RECORDS FOR THIS TASK
▼

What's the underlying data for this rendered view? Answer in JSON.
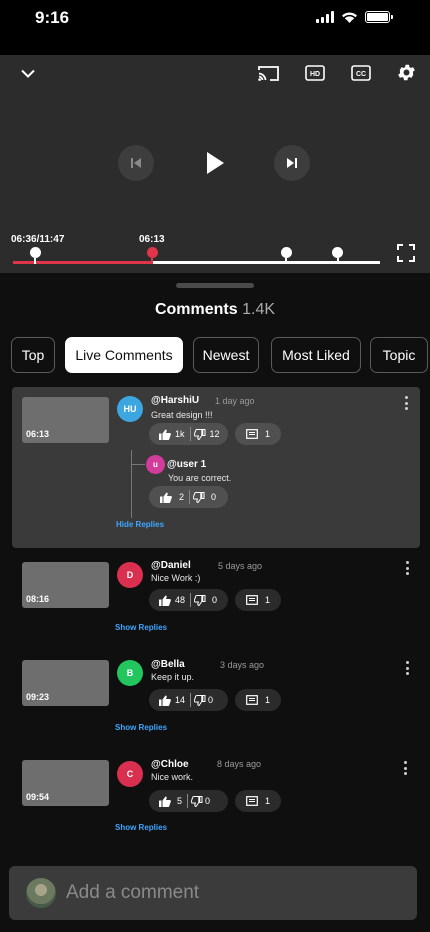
{
  "status_bar": {
    "time": "9:16"
  },
  "player": {
    "current_time": "06:36/11:47",
    "marker_time": "06:13",
    "progress_fraction": 0.38,
    "markers": [
      {
        "name": "marker-current",
        "fraction": 0.06,
        "color": "#ffffff"
      },
      {
        "name": "marker-highlight",
        "fraction": 0.38,
        "color": "#e0344b"
      },
      {
        "name": "marker-2",
        "fraction": 0.745,
        "color": "#ffffff"
      },
      {
        "name": "marker-3",
        "fraction": 0.885,
        "color": "#ffffff"
      }
    ],
    "icons": [
      "chevron-down-icon",
      "cast-icon",
      "hd-icon",
      "cc-icon",
      "gear-icon",
      "previous-icon",
      "play-icon",
      "next-icon",
      "fullscreen-icon"
    ]
  },
  "comments_header": {
    "title": "Comments",
    "count": "1.4K"
  },
  "tabs": [
    {
      "label": "Top",
      "active": false
    },
    {
      "label": "Live Comments",
      "active": true
    },
    {
      "label": "Newest",
      "active": false
    },
    {
      "label": "Most Liked",
      "active": false
    },
    {
      "label": "Topic",
      "active": false
    }
  ],
  "comments": [
    {
      "thumb_time": "06:13",
      "initials": "HU",
      "avatar_color": "#3ca6e0",
      "author": "@HarshiU",
      "when": "1 day ago",
      "text": "Great design !!!",
      "likes": "1k",
      "dislikes": "12",
      "replies": "1",
      "replies_link": "Hide Replies",
      "reply": {
        "initials": "u",
        "avatar_color": "#d23c9a",
        "author": "@user 1",
        "text": "You are correct.",
        "likes": "2",
        "dislikes": "0"
      }
    },
    {
      "thumb_time": "08:16",
      "initials": "D",
      "avatar_color": "#d9304f",
      "author": "@Daniel",
      "when": "5 days ago",
      "text": "Nice Work :)",
      "likes": "48",
      "dislikes": "0",
      "replies": "1",
      "replies_link": "Show Replies"
    },
    {
      "thumb_time": "09:23",
      "initials": "B",
      "avatar_color": "#22c55e",
      "author": "@Bella",
      "when": "3 days ago",
      "text": "Keep it up.",
      "likes": "14",
      "dislikes": "0",
      "replies": "1",
      "replies_link": "Show Replies"
    },
    {
      "thumb_time": "09:54",
      "initials": "C",
      "avatar_color": "#d9304f",
      "author": "@Chloe",
      "when": "8 days ago",
      "text": "Nice work.",
      "likes": "5",
      "dislikes": "0",
      "replies": "1",
      "replies_link": "Show Replies"
    }
  ],
  "add_comment": {
    "placeholder": "Add a comment"
  }
}
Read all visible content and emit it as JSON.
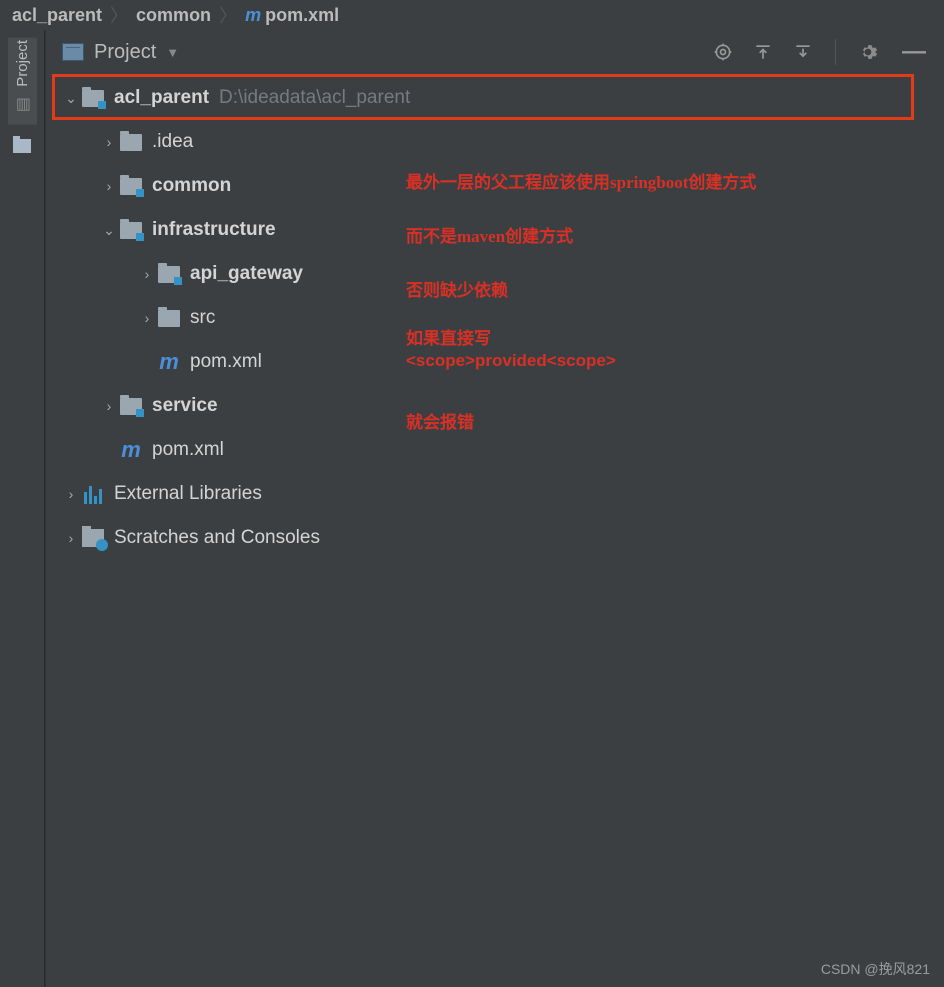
{
  "breadcrumb": {
    "parts": [
      "acl_parent",
      "common",
      "pom.xml"
    ]
  },
  "leftRail": {
    "tab": "Project"
  },
  "panel": {
    "title": "Project"
  },
  "tree": {
    "root": {
      "name": "acl_parent",
      "path": "D:\\ideadata\\acl_parent"
    },
    "idea": ".idea",
    "common": "common",
    "infrastructure": "infrastructure",
    "api_gateway": "api_gateway",
    "src": "src",
    "infra_pom": "pom.xml",
    "service": "service",
    "root_pom": "pom.xml",
    "external": "External Libraries",
    "scratches": "Scratches and Consoles"
  },
  "annotations": {
    "a1": "最外一层的父工程应该使用springboot创建方式",
    "a2": "而不是maven创建方式",
    "a3": "否则缺少依赖",
    "a4a": "如果直接写",
    "a4b": "<scope>provided<scope>",
    "a5": "就会报错"
  },
  "watermark": "CSDN @挽风821"
}
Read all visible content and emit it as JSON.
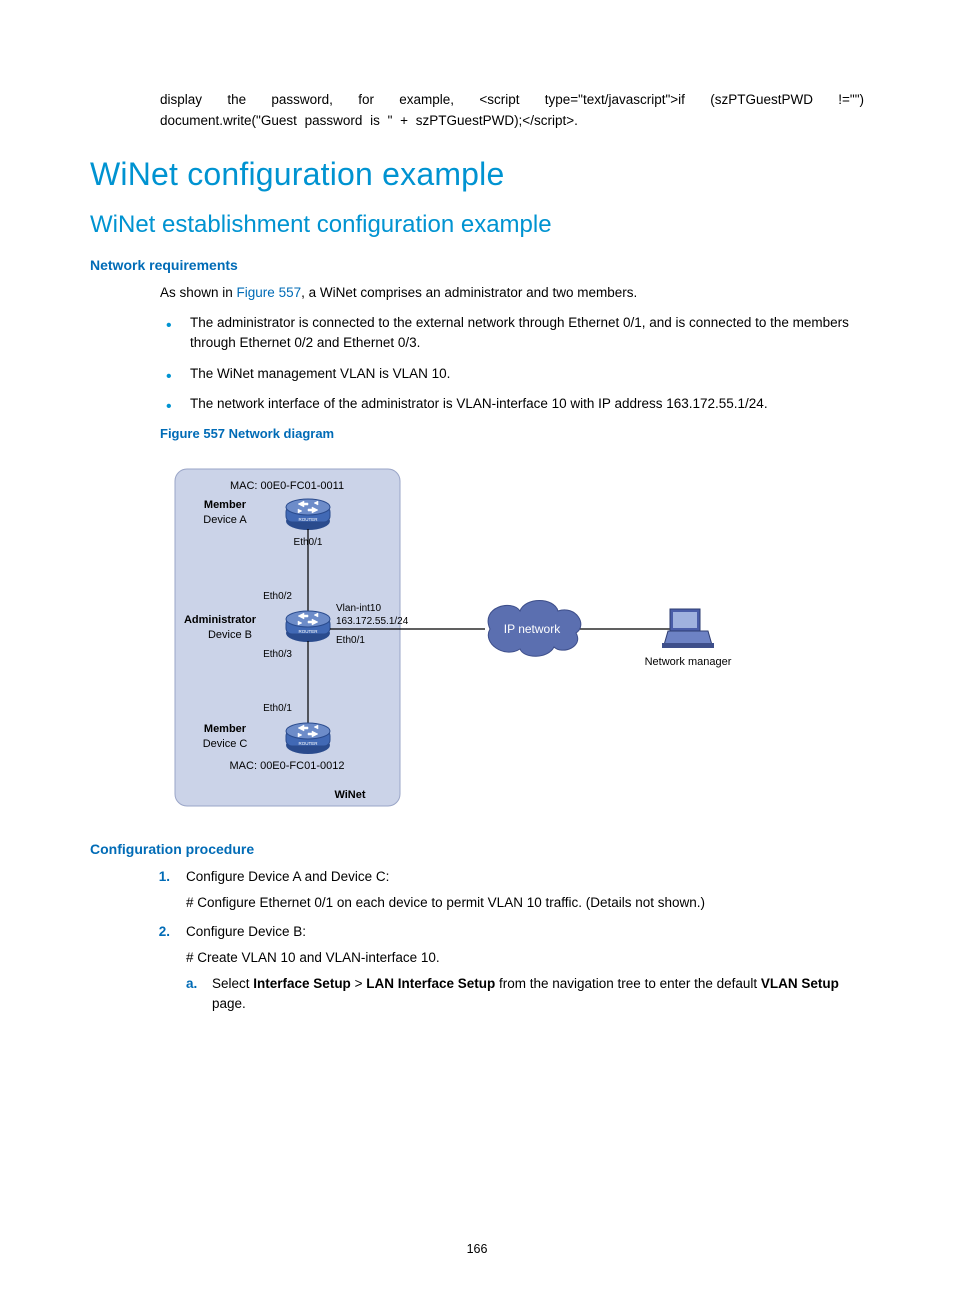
{
  "top_paragraph": "display the password, for example, <script type=\"text/javascript\">if (szPTGuestPWD !=\"\") document.write(\"Guest password is \" + szPTGuestPWD);</script>.",
  "heading_main": "WiNet configuration example",
  "heading_sub": "WiNet establishment configuration example",
  "heading_netreq": "Network requirements",
  "intro_prefix": "As shown in ",
  "intro_link": "Figure 557",
  "intro_suffix": ", a WiNet comprises an administrator and two members.",
  "bullets": [
    "The administrator is connected to the external network through Ethernet 0/1, and is connected to the members through Ethernet 0/2 and Ethernet 0/3.",
    "The WiNet management VLAN is VLAN 10.",
    "The network interface of the administrator is VLAN-interface 10 with IP address 163.172.55.1/24."
  ],
  "figure_caption": "Figure 557 Network diagram",
  "diagram": {
    "mac_top": "MAC: 00E0-FC01-0011",
    "member_a_role": "Member",
    "member_a_name": "Device A",
    "eth01_a": "Eth0/1",
    "eth02": "Eth0/2",
    "admin_role": "Administrator",
    "admin_name": "Device B",
    "vlan_int": "Vlan-int10",
    "vlan_ip": "163.172.55.1/24",
    "eth01_b": "Eth0/1",
    "eth03": "Eth0/3",
    "eth01_c": "Eth0/1",
    "member_c_role": "Member",
    "member_c_name": "Device C",
    "mac_bottom": "MAC: 00E0-FC01-0012",
    "winet_label": "WiNet",
    "cloud_label": "IP network",
    "manager_label": "Network manager",
    "router_text": "ROUTER"
  },
  "heading_confproc": "Configuration procedure",
  "steps": [
    {
      "num": "1.",
      "title": "Configure Device A and Device C:",
      "detail": "# Configure Ethernet 0/1 on each device to permit VLAN 10 traffic. (Details not shown.)"
    },
    {
      "num": "2.",
      "title": "Configure Device B:",
      "detail": "# Create VLAN 10 and VLAN-interface 10.",
      "substeps": [
        {
          "num": "a.",
          "prefix": "Select ",
          "bold1": "Interface Setup",
          "gt": " > ",
          "bold2": "LAN Interface Setup",
          "mid": " from the navigation tree to enter the default ",
          "bold3": "VLAN Setup",
          "suffix": " page."
        }
      ]
    }
  ],
  "page_number": "166"
}
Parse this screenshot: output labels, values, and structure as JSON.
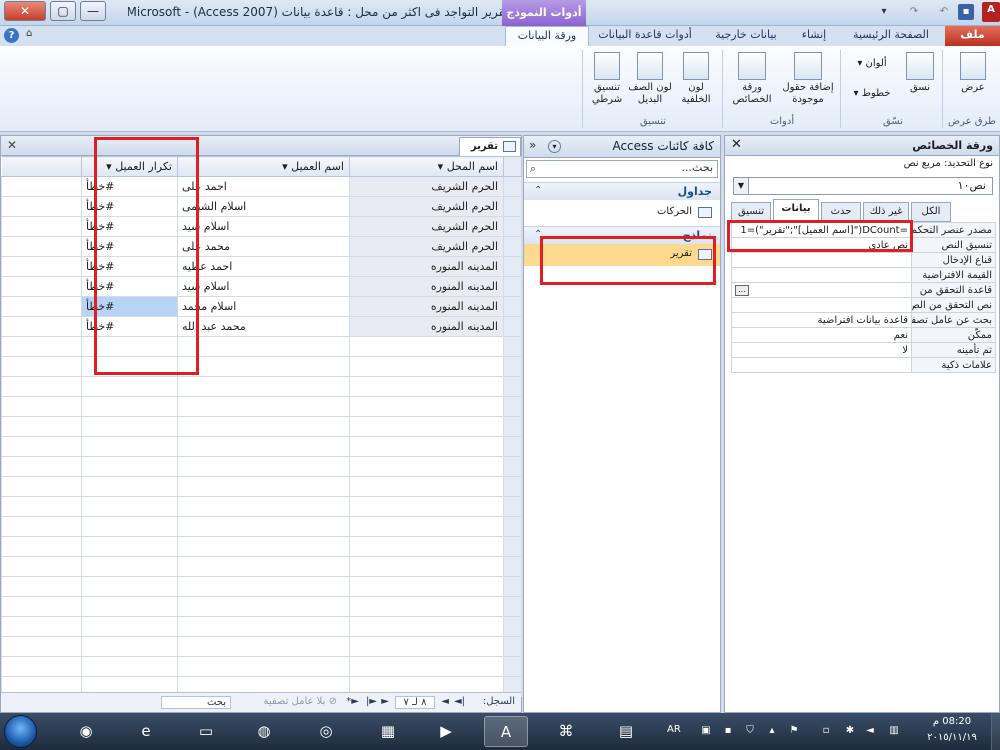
{
  "window": {
    "title": "تقرير التواجد فى اكثر من محل : قاعدة بيانات (Access 2007) - Microsoft ...",
    "context_group": "أدوات النموذج",
    "controls": {
      "close": "✕",
      "maximize": "▢",
      "minimize": "—"
    }
  },
  "ribbon_tabs": [
    {
      "label": "ملف"
    },
    {
      "label": "الصفحة الرئيسية"
    },
    {
      "label": "إنشاء"
    },
    {
      "label": "بيانات خارجية"
    },
    {
      "label": "أدوات قاعدة البيانات"
    },
    {
      "label": "ورقة البيانات"
    }
  ],
  "ribbon": {
    "view": {
      "label": "عرض",
      "group": "طرق عرض"
    },
    "format_group": {
      "label": "نسّق",
      "format_painter": "نسق",
      "font": "خطوط",
      "colors": "ألوان"
    },
    "tools_group": {
      "label": "أدوات",
      "add_fields": "إضافة حقول موجودة",
      "property_sheet": "ورقة الخصائص"
    },
    "formatting_group": {
      "label": "تنسيق",
      "background": "لون الخلفية",
      "alt_row": "لون الصف البديل",
      "conditional": "تنسيق شرطي"
    }
  },
  "datasheet": {
    "tab_label": "تقرير",
    "columns": [
      "اسم المحل",
      "اسم العميل",
      "تكرار العميل"
    ],
    "rows": [
      {
        "store": "الحرم الشريف",
        "customer": "احمد على",
        "repeat": "#خطأ"
      },
      {
        "store": "الحرم الشريف",
        "customer": "اسلام الشيمى",
        "repeat": "#خطأ"
      },
      {
        "store": "الحرم الشريف",
        "customer": "اسلام سيد",
        "repeat": "#خطأ"
      },
      {
        "store": "الحرم الشريف",
        "customer": "محمد على",
        "repeat": "#خطأ"
      },
      {
        "store": "المدينه المنوره",
        "customer": "احمد عطيه",
        "repeat": "#خطأ"
      },
      {
        "store": "المدينه المنوره",
        "customer": "اسلام سيد",
        "repeat": "#خطأ"
      },
      {
        "store": "المدينه المنوره",
        "customer": "اسلام محمد",
        "repeat": "#خطأ"
      },
      {
        "store": "المدينه المنوره",
        "customer": "محمد عبد الله",
        "repeat": "#خطأ"
      }
    ],
    "nav": {
      "record_label": "السجل:",
      "record_pos": "٨ لـ ٧",
      "no_filter": "بلا عامل تصفية",
      "search": "بحث"
    }
  },
  "nav_pane": {
    "title": "كافة كائنات Access",
    "search_placeholder": "بحث...",
    "groups": [
      {
        "label": "جداول",
        "items": [
          "الحركات"
        ]
      },
      {
        "label": "نماذج",
        "items": [
          "تقرير"
        ]
      }
    ]
  },
  "property_sheet": {
    "title": "ورقة الخصائص",
    "selection_type": "نوع التحديد: مربع نص",
    "control": "نص١٠",
    "tabs": [
      "الكل",
      "غير ذلك",
      "حدث",
      "بيانات",
      "تنسيق"
    ],
    "active_tab": "بيانات",
    "rows": [
      {
        "name": "مصدر عنصر التحكم",
        "value": "=DCount(\"[اسم العميل]\";\"تقرير\")=1"
      },
      {
        "name": "تنسيق النص",
        "value": "نص عادي"
      },
      {
        "name": "قناع الإدخال",
        "value": ""
      },
      {
        "name": "القيمة الافتراضية",
        "value": ""
      },
      {
        "name": "قاعدة التحقق من",
        "value": ""
      },
      {
        "name": "نص التحقق من الص",
        "value": ""
      },
      {
        "name": "بحث عن عامل تصفية",
        "value": "قاعدة بيانات افتراضية"
      },
      {
        "name": "ممكّن",
        "value": "نعم"
      },
      {
        "name": "تم تأمينه",
        "value": "لا"
      },
      {
        "name": "علامات ذكية",
        "value": ""
      }
    ]
  },
  "taskbar": {
    "apps": [
      "chrome-icon",
      "ie-icon",
      "explorer-icon",
      "firefox-icon",
      "opera-icon",
      "media-icon",
      "vlc-icon",
      "access-icon",
      "acrobat-icon",
      "paint-icon"
    ],
    "lang": "AR",
    "time": "08:20 م",
    "date": "٢٠١٥/١١/١٩"
  }
}
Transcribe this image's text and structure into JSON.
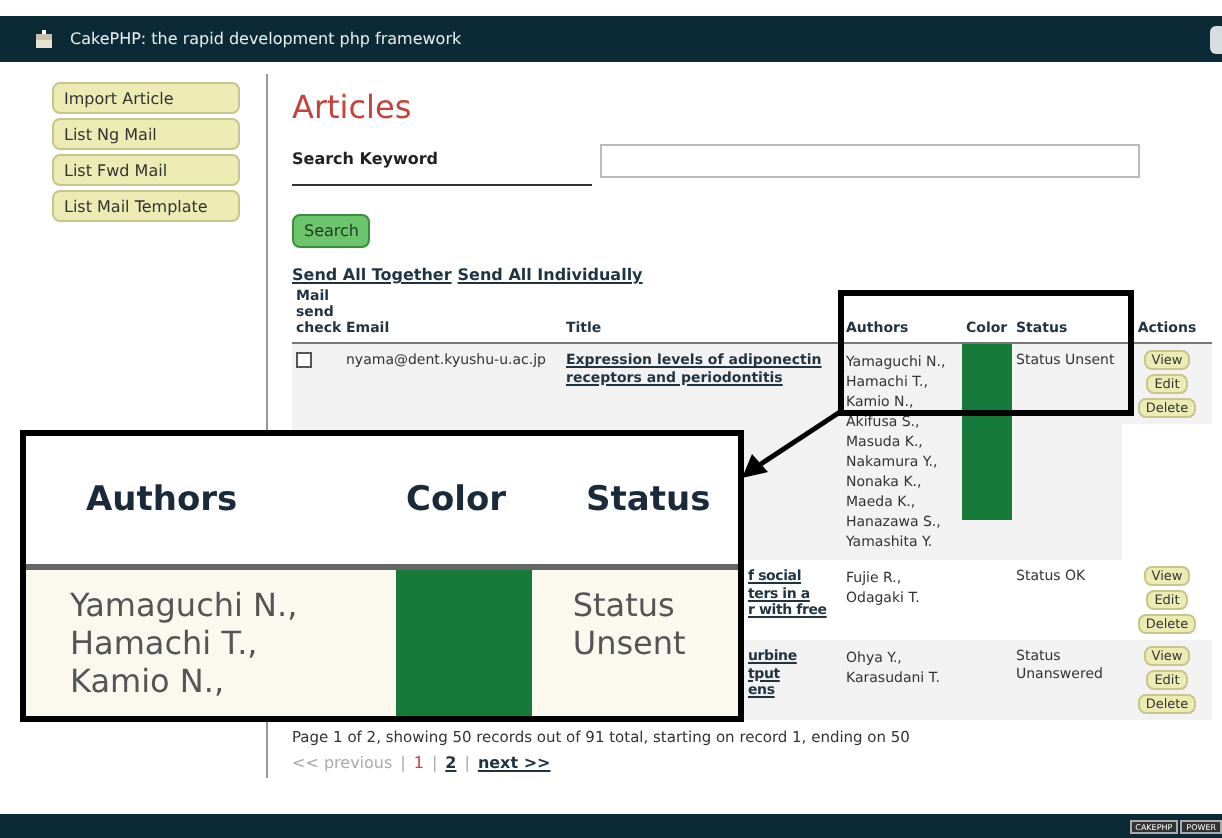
{
  "header": {
    "title": "CakePHP: the rapid development php framework"
  },
  "sidebar": {
    "items": [
      {
        "label": "Import Article"
      },
      {
        "label": "List Ng Mail"
      },
      {
        "label": "List Fwd Mail"
      },
      {
        "label": "List Mail Template"
      }
    ]
  },
  "page_title": "Articles",
  "search": {
    "label": "Search Keyword",
    "button": "Search"
  },
  "bulk_links": [
    "Send All Together",
    "Send All Individually"
  ],
  "table": {
    "columns": [
      "Mail send check",
      "Email",
      "Title",
      "Authors",
      "Color",
      "Status",
      "Actions"
    ],
    "rows": [
      {
        "kind": "full",
        "checked": false,
        "email": "nyama@dent.kyushu-u.ac.jp",
        "title": "Expression levels of adiponectin receptors and periodontitis",
        "authors": [
          "Yamaguchi N.,",
          "Hamachi T.,",
          "Kamio N.,",
          "Akifusa S.,",
          "Masuda K.,",
          "Nakamura Y.,",
          "Nonaka K.,",
          "Maeda K.,",
          "Hanazawa S.,",
          "Yamashita Y."
        ],
        "color": "#157a3a",
        "status": "Status Unsent",
        "actions": [
          "View",
          "Edit",
          "Delete"
        ]
      },
      {
        "kind": "partial",
        "title_fragments": [
          "f social",
          "ters in a",
          "r with free"
        ],
        "authors": [
          "Fujie R.,",
          "Odagaki T."
        ],
        "status": "Status OK",
        "actions": [
          "View",
          "Edit",
          "Delete"
        ]
      },
      {
        "kind": "partial",
        "title_fragments": [
          "urbine",
          "tput",
          "ens"
        ],
        "authors": [
          "Ohya Y.,",
          "Karasudani T."
        ],
        "status": "Status Unanswered",
        "actions": [
          "View",
          "Edit",
          "Delete"
        ]
      }
    ]
  },
  "callout": {
    "columns": [
      "Authors",
      "Color",
      "Status"
    ],
    "authors": "Yamaguchi N., Hamachi T., Kamio N.,",
    "color": "#157a3a",
    "status": "Status Unsent"
  },
  "pagination": {
    "summary": "Page 1 of 2, showing 50 records out of 91 total, starting on record 1, ending on 50",
    "previous": "<< previous",
    "separator": "|",
    "pages": [
      {
        "label": "1",
        "selected": true
      },
      {
        "label": "2",
        "selected": false
      }
    ],
    "next": "next >>"
  },
  "footer": {
    "badges": [
      "CAKEPHP",
      "POWER"
    ]
  }
}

▲

INSTRUCTION
From the listing above, report the number of lines containing the string "البيانات", without any accompanying remarks.

SOLUTION FOR THIS PROBLEM
2